→ Given request
Print every entry word for word, but omit the pictures.

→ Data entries
----
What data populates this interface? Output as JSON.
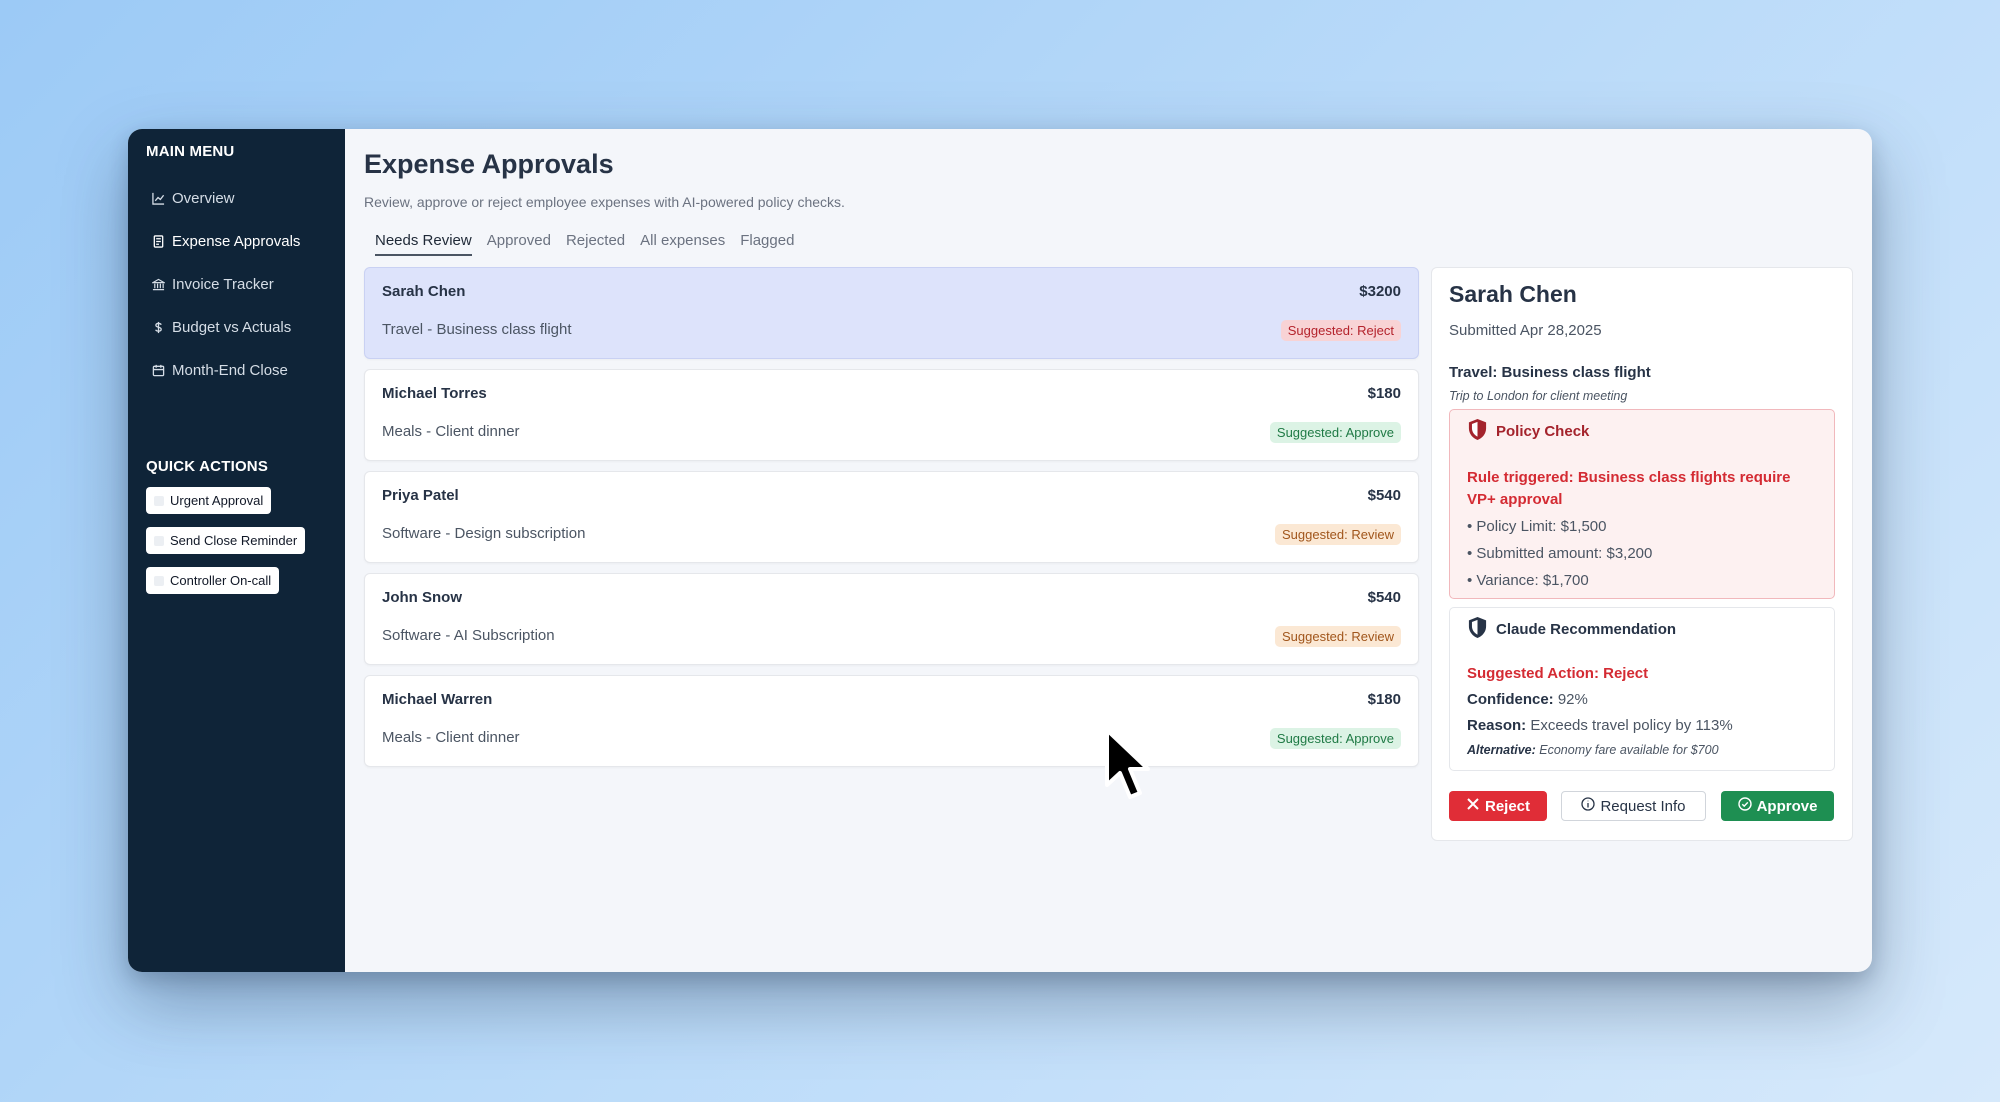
{
  "sidebar": {
    "main_menu_heading": "MAIN MENU",
    "items": [
      {
        "label": "Overview",
        "icon": "chart-line-icon"
      },
      {
        "label": "Expense Approvals",
        "icon": "receipt-icon"
      },
      {
        "label": "Invoice Tracker",
        "icon": "bank-icon"
      },
      {
        "label": "Budget vs Actuals",
        "icon": "dollar-icon"
      },
      {
        "label": "Month-End Close",
        "icon": "calendar-icon"
      }
    ],
    "active_item": "Expense Approvals",
    "quick_actions_heading": "QUICK ACTIONS",
    "quick_actions": [
      {
        "label": "Urgent Approval"
      },
      {
        "label": "Send Close Reminder"
      },
      {
        "label": "Controller On-call"
      }
    ]
  },
  "header": {
    "title": "Expense Approvals",
    "subtitle": "Review, approve or reject employee expenses with AI-powered policy checks."
  },
  "tabs": [
    {
      "label": "Needs Review",
      "active": true
    },
    {
      "label": "Approved"
    },
    {
      "label": "Rejected"
    },
    {
      "label": "All expenses"
    },
    {
      "label": "Flagged"
    }
  ],
  "expenses": [
    {
      "name": "Sarah Chen",
      "amount": "$3200",
      "description": "Travel - Business class flight",
      "suggestion": "Suggested: Reject",
      "status": "reject",
      "selected": true
    },
    {
      "name": "Michael Torres",
      "amount": "$180",
      "description": "Meals - Client dinner",
      "suggestion": "Suggested: Approve",
      "status": "approve"
    },
    {
      "name": "Priya Patel",
      "amount": "$540",
      "description": "Software - Design subscription",
      "suggestion": "Suggested: Review",
      "status": "review"
    },
    {
      "name": "John Snow",
      "amount": "$540",
      "description": "Software - AI Subscription",
      "suggestion": "Suggested: Review",
      "status": "review"
    },
    {
      "name": "Michael Warren",
      "amount": "$180",
      "description": "Meals - Client dinner",
      "suggestion": "Suggested: Approve",
      "status": "approve"
    }
  ],
  "detail": {
    "name": "Sarah Chen",
    "submitted": "Submitted Apr 28,2025",
    "category": "Travel: Business class flight",
    "note": "Trip to London for client meeting",
    "policy_check": {
      "title": "Policy Check",
      "rule": "Rule triggered: Business class flights require VP+ approval",
      "bullets": [
        "• Policy Limit: $1,500",
        "• Submitted amount: $3,200",
        "• Variance: $1,700"
      ]
    },
    "recommendation": {
      "title": "Claude Recommendation",
      "action": "Suggested Action: Reject",
      "confidence_label": "Confidence:",
      "confidence_value": "92%",
      "reason_label": "Reason:",
      "reason_value": "Exceeds travel policy by 113%",
      "alternative_label": "Alternative:",
      "alternative_value": "Economy fare available for $700"
    },
    "buttons": {
      "reject": "Reject",
      "request_info": "Request Info",
      "approve": "Approve"
    }
  },
  "colors": {
    "sidebar_bg": "#0f2438",
    "reject": "#e02d37",
    "approve": "#1e8f52",
    "selected_card": "#dde3fb"
  }
}
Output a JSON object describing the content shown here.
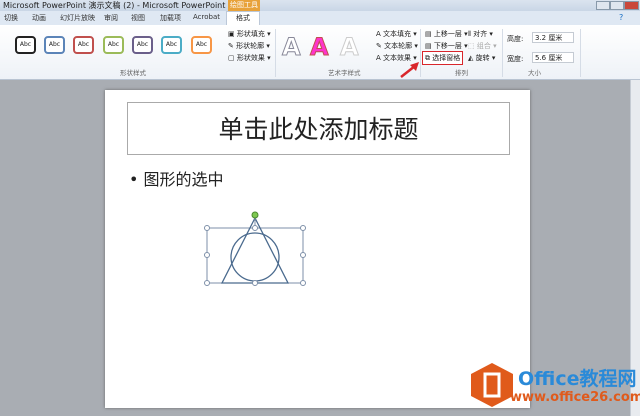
{
  "window": {
    "title": "Microsoft PowerPoint 演示文稿 (2) - Microsoft PowerPoint",
    "context_tab": "绘图工具"
  },
  "tabs": [
    "切换",
    "动画",
    "幻灯片放映",
    "审阅",
    "视图",
    "加载项",
    "Acrobat",
    "格式"
  ],
  "ribbon": {
    "shape_styles": {
      "label": "形状样式",
      "swatch_text": "Abc",
      "swatch_colors": [
        "#222222",
        "#5b84b8",
        "#c0504d",
        "#9bbb59",
        "#6a5f8a",
        "#4bacc6",
        "#f79646"
      ],
      "fill": "形状填充",
      "outline": "形状轮廓",
      "effects": "形状效果"
    },
    "wordart": {
      "label": "艺术字样式",
      "glyph": "A",
      "fill": "文本填充",
      "outline": "文本轮廓",
      "effects": "文本效果"
    },
    "arrange": {
      "label": "排列",
      "bring_forward": "上移一层",
      "send_backward": "下移一层",
      "selection_pane": "选择窗格",
      "align": "对齐",
      "group": "组合",
      "rotate": "旋转"
    },
    "size": {
      "label": "大小",
      "height_label": "高度:",
      "height_value": "3.2 厘米",
      "width_label": "宽度:",
      "width_value": "5.6 厘米"
    }
  },
  "slide": {
    "title_placeholder": "单击此处添加标题",
    "bullet": "图形的选中"
  },
  "watermark": {
    "brand": "Office教程网",
    "url": "www.office26.com"
  },
  "colors": {
    "accent": "#e8a23a",
    "highlight": "#d9262b",
    "logo": "#e05a1b",
    "brand_text": "#2a8ad8"
  }
}
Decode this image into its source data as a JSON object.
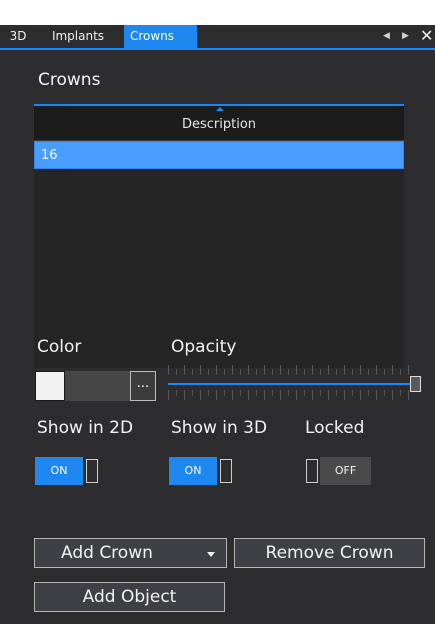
{
  "tabs": [
    {
      "label": "3D",
      "active": false
    },
    {
      "label": "Implants",
      "active": false
    },
    {
      "label": "Crowns",
      "active": true
    }
  ],
  "tab_controls": {
    "prev_icon": "caret-left-icon",
    "next_icon": "caret-right-icon",
    "close_icon": "close-icon"
  },
  "panel": {
    "title": "Crowns",
    "list": {
      "header": "Description",
      "rows": [
        "16"
      ],
      "selected_index": 0
    },
    "color": {
      "label": "Color",
      "value": "#f2f2f2",
      "more_label": "..."
    },
    "opacity": {
      "label": "Opacity",
      "value": 1.0
    },
    "toggles": [
      {
        "label": "Show in 2D",
        "state": "ON"
      },
      {
        "label": "Show in 3D",
        "state": "ON"
      },
      {
        "label": "Locked",
        "state": "OFF"
      }
    ],
    "buttons": {
      "add_crown": "Add Crown",
      "remove_crown": "Remove Crown",
      "add_object": "Add Object"
    }
  },
  "colors": {
    "accent": "#1e87f0",
    "background": "#2d2d30",
    "selection": "#4a9eff"
  }
}
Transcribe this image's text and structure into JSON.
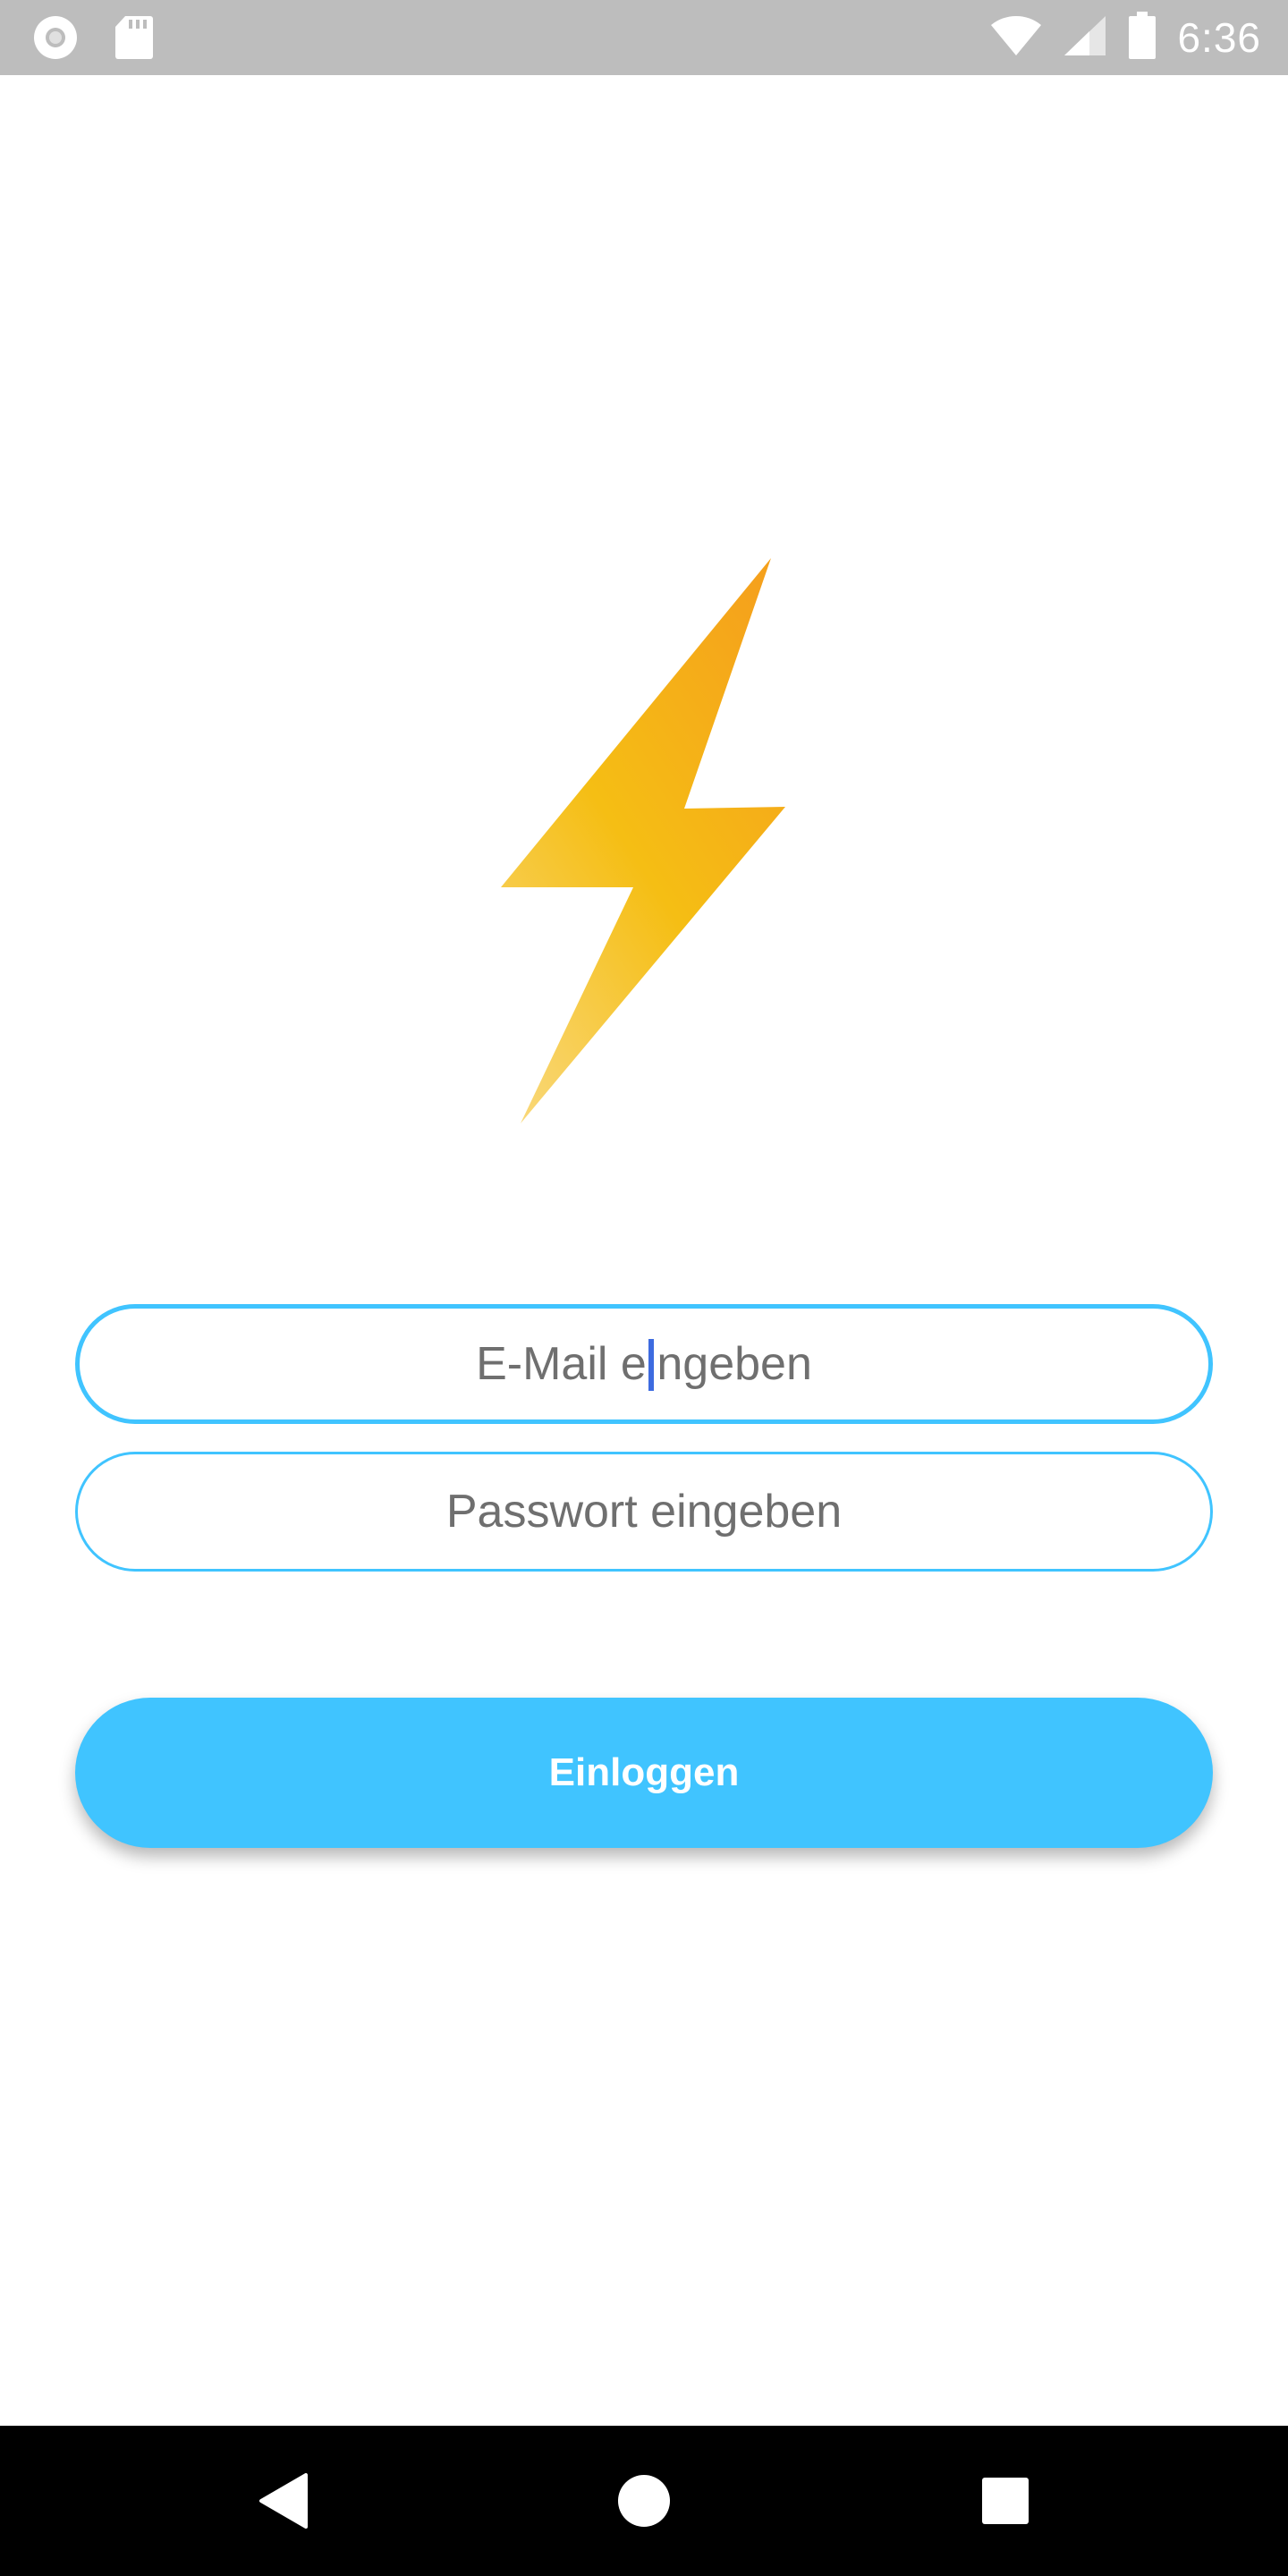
----
→ Reply
What data populates this interface? Output as JSON.
{
  "sidebar": {
    "main_menu_heading": "MAIN MENU",
    "items": [
      {
        "label": "Overview",
        "icon": "chart-line-icon"
      },
      {
        "label": "Expense Approvals",
        "icon": "receipt-icon"
      },
      {
        "label": "Invoice Tracker",
        "icon": "bank-icon"
      },
      {
        "label": "Budget vs Actuals",
        "icon": "dollar-icon"
      },
      {
        "label": "Month-End Close",
        "icon": "calendar-icon"
      }
    ],
    "active_item": "Expense Approvals",
    "quick_actions_heading": "QUICK ACTIONS",
    "quick_actions": [
      {
        "label": "Urgent Approval"
      },
      {
        "label": "Send Close Reminder"
      },
      {
        "label": "Controller On-call"
      }
    ]
  },
  "header": {
    "title": "Expense Approvals",
    "subtitle": "Review, approve or reject employee expenses with AI-powered policy checks."
  },
  "tabs": [
    {
      "label": "Needs Review",
      "active": true
    },
    {
      "label": "Approved"
    },
    {
      "label": "Rejected"
    },
    {
      "label": "All expenses"
    },
    {
      "label": "Flagged"
    }
  ],
  "expenses": [
    {
      "name": "Sarah Chen",
      "amount": "$3200",
      "description": "Travel - Business class flight",
      "suggestion": "Suggested: Reject",
      "status": "reject",
      "selected": true
    },
    {
      "name": "Michael Torres",
      "amount": "$180",
      "description": "Meals - Client dinner",
      "suggestion": "Suggested: Approve",
      "status": "approve"
    },
    {
      "name": "Priya Patel",
      "amount": "$540",
      "description": "Software - Design subscription",
      "suggestion": "Suggested: Review",
      "status": "review"
    },
    {
      "name": "John Snow",
      "amount": "$540",
      "description": "Software - AI Subscription",
      "suggestion": "Suggested: Review",
      "status": "review"
    },
    {
      "name": "Michael Warren",
      "amount": "$180",
      "description": "Meals - Client dinner",
      "suggestion": "Suggested: Approve",
      "status": "approve"
    }
  ],
  "detail": {
    "name": "Sarah Chen",
    "submitted": "Submitted Apr 28,2025",
    "category": "Travel: Business class flight",
    "note": "Trip to London for client meeting",
    "policy_check": {
      "title": "Policy Check",
      "rule": "Rule triggered: Business class flights require VP+ approval",
      "bullets": [
        "• Policy Limit: $1,500",
        "• Submitted amount: $3,200",
        "• Variance: $1,700"
      ]
    },
    "recommendation": {
      "title": "Claude Recommendation",
      "action": "Suggested Action: Reject",
      "confidence_label": "Confidence:",
      "confidence_value": "92%",
      "reason_label": "Reason:",
      "reason_value": "Exceeds travel policy by 113%",
      "alternative_label": "Alternative:",
      "alternative_value": "Economy fare available for $700"
    },
    "buttons": {
      "reject": "Reject",
      "request_info": "Request Info",
      "approve": "Approve"
    }
  },
  "colors": {
    "sidebar_bg": "#0f2438",
    "reject": "#e02d37",
    "approve": "#1e8f52",
    "selected_card": "#dde3fb"
  }
}
Output a JSON object describing the content shown here.
{
  "window": {
    "title": "Microsoft PowerPoint 演示文稿 (2) - Microsoft PowerPoint",
    "context_tab": "绘图工具"
  },
  "tabs": [
    "切换",
    "动画",
    "幻灯片放映",
    "审阅",
    "视图",
    "加载项",
    "Acrobat",
    "格式"
  ],
  "ribbon": {
    "shape_styles": {
      "label": "形状样式",
      "swatch_text": "Abc",
      "swatch_colors": [
        "#222222",
        "#5b84b8",
        "#c0504d",
        "#9bbb59",
        "#6a5f8a",
        "#4bacc6",
        "#f79646"
      ],
      "fill": "形状填充",
      "outline": "形状轮廓",
      "effects": "形状效果"
    },
    "wordart": {
      "label": "艺术字样式",
      "glyph": "A",
      "fill": "文本填充",
      "outline": "文本轮廓",
      "effects": "文本效果"
    },
    "arrange": {
      "label": "排列",
      "bring_forward": "上移一层",
      "send_backward": "下移一层",
      "selection_pane": "选择窗格",
      "align": "对齐",
      "group": "组合",
      "rotate": "旋转"
    },
    "size": {
      "label": "大小",
      "height_label": "高度:",
      "height_value": "3.2 厘米",
      "width_label": "宽度:",
      "width_value": "5.6 厘米"
    }
  },
  "slide": {
    "title_placeholder": "单击此处添加标题",
    "bullet": "图形的选中"
  },
  "watermark": {
    "brand": "Office教程网",
    "url": "www.office26.com"
  },
  "colors": {
    "accent": "#e8a23a",
    "highlight": "#d9262b",
    "logo": "#e05a1b",
    "brand_text": "#2a8ad8"
  }
}
Decode this image into its source data as a JSON object.
{
  "tabs": [
    {
      "label": "3D",
      "active": false
    },
    {
      "label": "Implants",
      "active": false
    },
    {
      "label": "Crowns",
      "active": true
    }
  ],
  "tab_controls": {
    "prev_icon": "caret-left-icon",
    "next_icon": "caret-right-icon",
    "close_icon": "close-icon"
  },
  "panel": {
    "title": "Crowns",
    "list": {
      "header": "Description",
      "rows": [
        "16"
      ],
      "selected_index": 0
    },
    "color": {
      "label": "Color",
      "value": "#f2f2f2",
      "more_label": "..."
    },
    "opacity": {
      "label": "Opacity",
      "value": 1.0
    },
    "toggles": [
      {
        "label": "Show in 2D",
        "state": "ON"
      },
      {
        "label": "Show in 3D",
        "state": "ON"
      },
      {
        "label": "Locked",
        "state": "OFF"
      }
    ],
    "buttons": {
      "add_crown": "Add Crown",
      "remove_crown": "Remove Crown",
      "add_object": "Add Object"
    }
  },
  "colors": {
    "accent": "#1e87f0",
    "background": "#2d2d30",
    "selection": "#4a9eff"
  }
}
Transcribe this image's text and structure into JSON.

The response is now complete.